== Aim ==
Scan the entries below and report only how many lines contain "μόνον".

== Given records ==
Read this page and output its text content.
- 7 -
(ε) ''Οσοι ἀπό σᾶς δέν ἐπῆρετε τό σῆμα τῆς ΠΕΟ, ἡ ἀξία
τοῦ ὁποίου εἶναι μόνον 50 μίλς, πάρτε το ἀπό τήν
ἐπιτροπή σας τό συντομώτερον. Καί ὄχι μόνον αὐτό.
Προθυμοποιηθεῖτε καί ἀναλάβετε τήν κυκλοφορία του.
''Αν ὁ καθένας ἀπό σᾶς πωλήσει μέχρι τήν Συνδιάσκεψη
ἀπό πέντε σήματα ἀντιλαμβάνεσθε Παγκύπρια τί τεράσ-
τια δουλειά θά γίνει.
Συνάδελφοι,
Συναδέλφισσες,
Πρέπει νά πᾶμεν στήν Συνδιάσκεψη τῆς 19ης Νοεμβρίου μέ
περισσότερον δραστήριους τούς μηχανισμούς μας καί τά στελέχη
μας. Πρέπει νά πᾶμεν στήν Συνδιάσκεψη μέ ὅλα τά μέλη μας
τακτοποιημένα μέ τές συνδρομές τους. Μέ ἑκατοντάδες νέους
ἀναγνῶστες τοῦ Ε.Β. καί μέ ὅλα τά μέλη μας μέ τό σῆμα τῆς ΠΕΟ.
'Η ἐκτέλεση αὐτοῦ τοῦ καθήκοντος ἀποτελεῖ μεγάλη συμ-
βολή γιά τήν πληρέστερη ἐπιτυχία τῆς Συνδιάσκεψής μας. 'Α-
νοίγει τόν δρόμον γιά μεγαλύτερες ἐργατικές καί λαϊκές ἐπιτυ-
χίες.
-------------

== Correct response ==
2